Return every line below as is, leaving out the pictures.

-------

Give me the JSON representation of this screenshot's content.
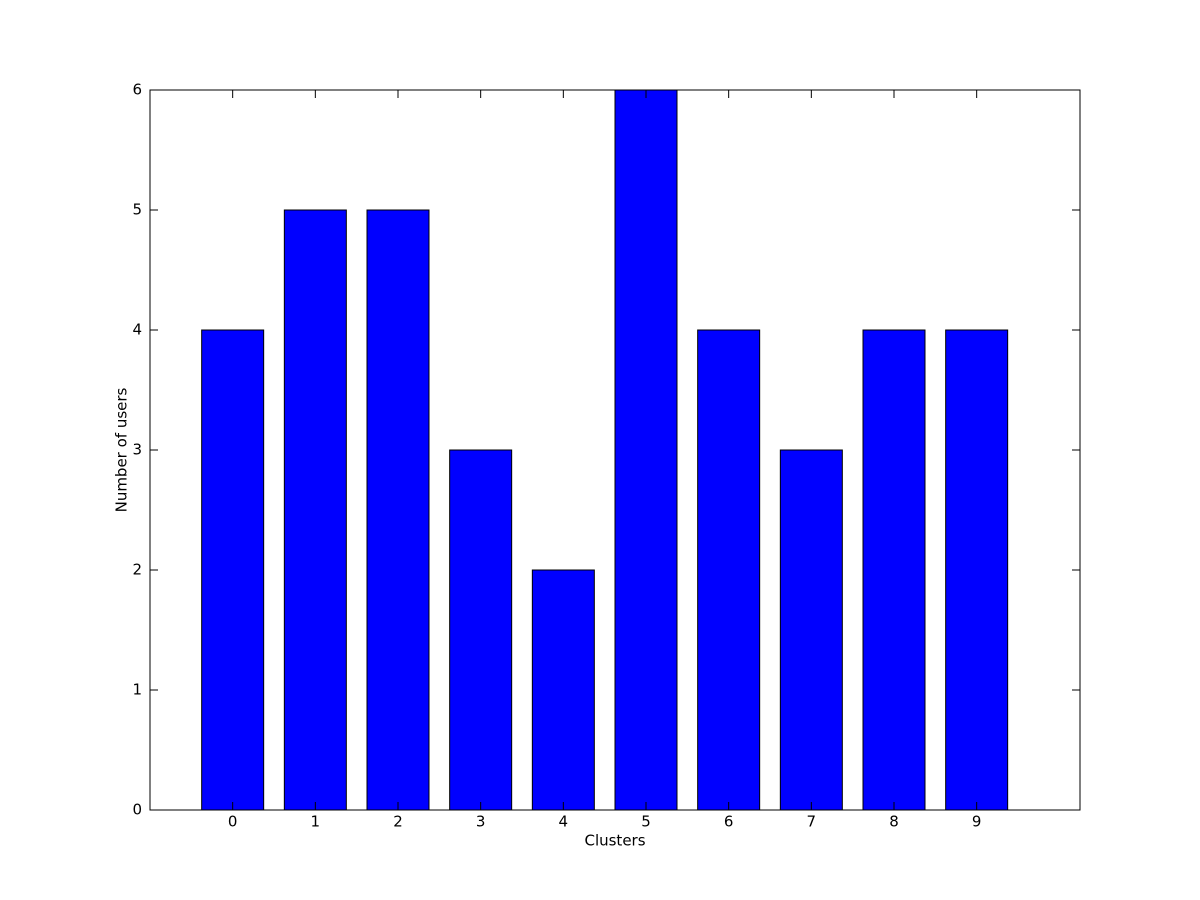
{
  "chart_data": {
    "type": "bar",
    "x_label": "Clusters",
    "y_label": "Number of users",
    "x": [
      0,
      1,
      2,
      3,
      4,
      5,
      6,
      7,
      8,
      9
    ],
    "values": [
      4,
      5,
      5,
      3,
      2,
      6,
      4,
      3,
      4,
      4
    ],
    "color": "#0000ff",
    "xlim": [
      -1,
      10.25
    ],
    "xticks": [
      0,
      1,
      2,
      3,
      4,
      5,
      6,
      7,
      8,
      9
    ],
    "ylim": [
      0,
      6
    ],
    "yticks": [
      0,
      1,
      2,
      3,
      4,
      5,
      6
    ],
    "grid": false
  }
}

-------

Worked answer:
Give me the JSON representation of this screenshot's content.
{
  "chart_data": {
    "type": "bar",
    "x_label": "Clusters",
    "y_label": "Number of users",
    "x": [
      0,
      1,
      2,
      3,
      4,
      5,
      6,
      7,
      8,
      9
    ],
    "values": [
      4,
      5,
      5,
      3,
      2,
      6,
      4,
      3,
      4,
      4
    ],
    "color": "#0000ff",
    "xlim": [
      -1,
      10.25
    ],
    "xticks": [
      0,
      1,
      2,
      3,
      4,
      5,
      6,
      7,
      8,
      9
    ],
    "ylim": [
      0,
      6
    ],
    "yticks": [
      0,
      1,
      2,
      3,
      4,
      5,
      6
    ],
    "grid": false
  }
}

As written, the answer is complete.